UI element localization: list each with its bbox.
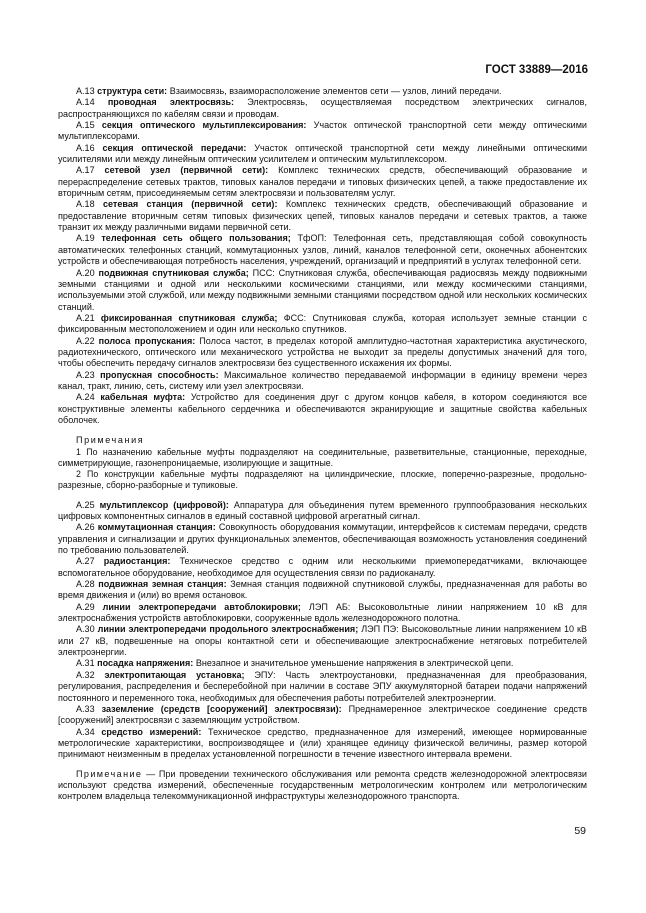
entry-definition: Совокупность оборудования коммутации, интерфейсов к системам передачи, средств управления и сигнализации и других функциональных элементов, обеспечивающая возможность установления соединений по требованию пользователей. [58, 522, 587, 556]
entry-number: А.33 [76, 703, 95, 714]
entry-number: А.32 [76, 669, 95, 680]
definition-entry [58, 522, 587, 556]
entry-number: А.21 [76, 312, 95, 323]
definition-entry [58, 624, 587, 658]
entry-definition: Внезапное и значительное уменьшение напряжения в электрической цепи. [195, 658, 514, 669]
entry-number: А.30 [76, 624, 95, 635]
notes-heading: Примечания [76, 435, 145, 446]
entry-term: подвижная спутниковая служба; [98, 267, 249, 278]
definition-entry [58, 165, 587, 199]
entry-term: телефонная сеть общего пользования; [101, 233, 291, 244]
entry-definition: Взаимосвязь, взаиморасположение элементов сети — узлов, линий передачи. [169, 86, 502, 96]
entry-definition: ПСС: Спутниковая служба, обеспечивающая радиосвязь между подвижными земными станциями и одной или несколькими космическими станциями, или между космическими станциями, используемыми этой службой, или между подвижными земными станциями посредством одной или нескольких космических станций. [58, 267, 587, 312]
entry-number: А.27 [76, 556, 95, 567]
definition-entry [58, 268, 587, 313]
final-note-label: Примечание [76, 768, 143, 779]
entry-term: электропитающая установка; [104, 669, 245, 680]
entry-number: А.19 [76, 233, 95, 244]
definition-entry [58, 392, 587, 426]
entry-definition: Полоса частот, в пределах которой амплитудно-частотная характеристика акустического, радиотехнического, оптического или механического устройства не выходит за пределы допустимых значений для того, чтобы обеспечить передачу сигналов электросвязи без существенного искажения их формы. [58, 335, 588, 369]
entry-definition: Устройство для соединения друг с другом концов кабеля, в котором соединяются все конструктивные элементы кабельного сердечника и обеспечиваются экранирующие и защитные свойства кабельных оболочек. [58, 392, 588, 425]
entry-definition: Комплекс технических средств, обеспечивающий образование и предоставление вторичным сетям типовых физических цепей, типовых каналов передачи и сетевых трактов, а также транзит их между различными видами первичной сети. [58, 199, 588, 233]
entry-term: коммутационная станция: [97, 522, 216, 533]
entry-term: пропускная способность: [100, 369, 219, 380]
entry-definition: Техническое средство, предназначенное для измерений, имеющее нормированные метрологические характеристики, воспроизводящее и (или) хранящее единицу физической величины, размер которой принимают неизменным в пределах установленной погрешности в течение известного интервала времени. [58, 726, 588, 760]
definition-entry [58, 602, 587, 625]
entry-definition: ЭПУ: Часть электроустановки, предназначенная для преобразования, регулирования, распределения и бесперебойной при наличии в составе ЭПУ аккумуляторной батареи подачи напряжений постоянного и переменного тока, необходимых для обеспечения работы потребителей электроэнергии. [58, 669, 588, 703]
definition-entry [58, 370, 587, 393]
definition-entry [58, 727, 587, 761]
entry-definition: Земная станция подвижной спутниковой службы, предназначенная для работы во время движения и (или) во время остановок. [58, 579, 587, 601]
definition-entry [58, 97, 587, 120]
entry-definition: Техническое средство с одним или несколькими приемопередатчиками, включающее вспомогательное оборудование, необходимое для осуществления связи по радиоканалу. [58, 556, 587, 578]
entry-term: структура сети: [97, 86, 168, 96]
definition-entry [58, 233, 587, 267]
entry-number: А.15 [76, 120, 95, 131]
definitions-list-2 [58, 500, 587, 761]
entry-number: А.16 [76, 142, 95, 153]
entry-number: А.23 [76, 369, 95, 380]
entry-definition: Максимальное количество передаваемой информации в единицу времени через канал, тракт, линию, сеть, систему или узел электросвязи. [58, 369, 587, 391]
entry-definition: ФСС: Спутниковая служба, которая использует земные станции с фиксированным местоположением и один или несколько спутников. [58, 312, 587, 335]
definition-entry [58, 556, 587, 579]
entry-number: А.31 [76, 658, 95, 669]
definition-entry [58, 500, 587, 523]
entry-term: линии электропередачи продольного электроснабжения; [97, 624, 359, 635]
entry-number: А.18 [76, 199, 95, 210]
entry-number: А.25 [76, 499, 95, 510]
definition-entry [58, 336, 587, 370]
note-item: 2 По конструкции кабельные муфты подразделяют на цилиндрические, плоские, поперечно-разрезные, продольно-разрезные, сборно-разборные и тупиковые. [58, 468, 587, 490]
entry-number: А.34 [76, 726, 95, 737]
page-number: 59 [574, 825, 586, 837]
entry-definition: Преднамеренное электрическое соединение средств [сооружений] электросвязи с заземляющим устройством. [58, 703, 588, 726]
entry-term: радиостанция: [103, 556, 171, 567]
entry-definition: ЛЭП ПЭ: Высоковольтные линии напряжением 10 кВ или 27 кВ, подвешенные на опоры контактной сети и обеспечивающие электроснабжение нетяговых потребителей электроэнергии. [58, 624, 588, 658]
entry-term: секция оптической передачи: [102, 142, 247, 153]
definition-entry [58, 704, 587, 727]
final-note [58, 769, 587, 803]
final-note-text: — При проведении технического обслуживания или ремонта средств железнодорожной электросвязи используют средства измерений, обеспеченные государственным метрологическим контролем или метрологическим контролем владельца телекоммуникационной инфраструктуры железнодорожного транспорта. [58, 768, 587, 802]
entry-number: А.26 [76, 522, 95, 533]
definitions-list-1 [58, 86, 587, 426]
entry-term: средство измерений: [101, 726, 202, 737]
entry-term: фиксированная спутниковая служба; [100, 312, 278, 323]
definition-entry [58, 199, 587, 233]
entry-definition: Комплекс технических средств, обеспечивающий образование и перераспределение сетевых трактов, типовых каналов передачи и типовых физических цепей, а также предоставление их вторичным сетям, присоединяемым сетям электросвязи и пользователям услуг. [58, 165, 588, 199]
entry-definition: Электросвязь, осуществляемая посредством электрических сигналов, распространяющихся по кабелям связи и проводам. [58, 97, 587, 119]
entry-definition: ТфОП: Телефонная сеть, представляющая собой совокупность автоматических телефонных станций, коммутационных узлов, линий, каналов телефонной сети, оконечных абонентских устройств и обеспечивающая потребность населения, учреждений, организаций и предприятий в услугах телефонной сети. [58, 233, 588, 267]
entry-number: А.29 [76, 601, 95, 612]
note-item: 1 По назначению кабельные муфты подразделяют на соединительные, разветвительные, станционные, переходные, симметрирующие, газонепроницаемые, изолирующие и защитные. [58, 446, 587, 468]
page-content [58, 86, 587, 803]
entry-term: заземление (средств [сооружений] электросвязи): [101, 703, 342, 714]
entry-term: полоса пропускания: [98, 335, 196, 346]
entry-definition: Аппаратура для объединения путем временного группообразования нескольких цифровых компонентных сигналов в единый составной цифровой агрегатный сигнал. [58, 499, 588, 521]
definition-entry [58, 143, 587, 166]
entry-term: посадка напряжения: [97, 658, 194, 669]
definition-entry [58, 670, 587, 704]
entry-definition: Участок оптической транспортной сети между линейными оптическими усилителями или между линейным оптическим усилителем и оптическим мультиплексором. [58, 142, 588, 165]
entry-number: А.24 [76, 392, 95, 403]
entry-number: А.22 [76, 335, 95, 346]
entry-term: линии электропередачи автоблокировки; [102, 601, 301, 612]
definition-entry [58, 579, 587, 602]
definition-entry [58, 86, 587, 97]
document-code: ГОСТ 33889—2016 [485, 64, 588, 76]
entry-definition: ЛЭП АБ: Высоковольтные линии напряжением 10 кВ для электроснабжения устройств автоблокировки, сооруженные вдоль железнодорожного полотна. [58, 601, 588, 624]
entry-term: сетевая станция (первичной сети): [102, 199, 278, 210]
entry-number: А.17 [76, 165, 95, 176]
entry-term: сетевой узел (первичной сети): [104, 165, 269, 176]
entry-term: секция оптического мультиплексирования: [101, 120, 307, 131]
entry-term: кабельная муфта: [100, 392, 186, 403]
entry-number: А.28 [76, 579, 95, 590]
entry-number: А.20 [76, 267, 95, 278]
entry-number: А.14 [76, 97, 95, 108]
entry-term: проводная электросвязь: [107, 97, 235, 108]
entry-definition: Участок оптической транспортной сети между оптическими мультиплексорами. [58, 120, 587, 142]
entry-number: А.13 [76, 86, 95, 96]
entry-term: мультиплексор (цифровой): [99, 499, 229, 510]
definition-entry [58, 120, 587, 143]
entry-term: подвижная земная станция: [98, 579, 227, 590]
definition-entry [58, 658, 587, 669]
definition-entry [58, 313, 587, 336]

++++++++

▸ **Problem to work on**
Repeat the records word for word, covering the stretch from the line that contains "entry-definition: Совокупность оборудования" through the line that contains "entry-definition: Взаимосвязь, взаиморасположение", with both of those lines included.

▸ **Problem solution**
entry-definition: Совокупность оборудования коммутации, интерфейсов к системам передачи, средств управления и сигнализации и других функциональных элементов, обеспечивающая возможность установления соединений по требованию пользователей. [58, 522, 587, 556]
entry-number: А.33 [76, 703, 95, 714]
entry-number: А.32 [76, 669, 95, 680]
definition-entry [58, 522, 587, 556]
entry-number: А.21 [76, 312, 95, 323]
definition-entry [58, 624, 587, 658]
entry-definition: Внезапное и значительное уменьшение напряжения в электрической цепи. [195, 658, 514, 669]
entry-number: А.30 [76, 624, 95, 635]
notes-heading: Примечания [76, 435, 145, 446]
entry-term: подвижная спутниковая служба; [98, 267, 249, 278]
definition-entry [58, 165, 587, 199]
entry-term: телефонная сеть общего пользования; [101, 233, 291, 244]
entry-definition: Взаимосвязь, взаиморасположение элементов сети — узлов, линий передачи. [169, 86, 502, 96]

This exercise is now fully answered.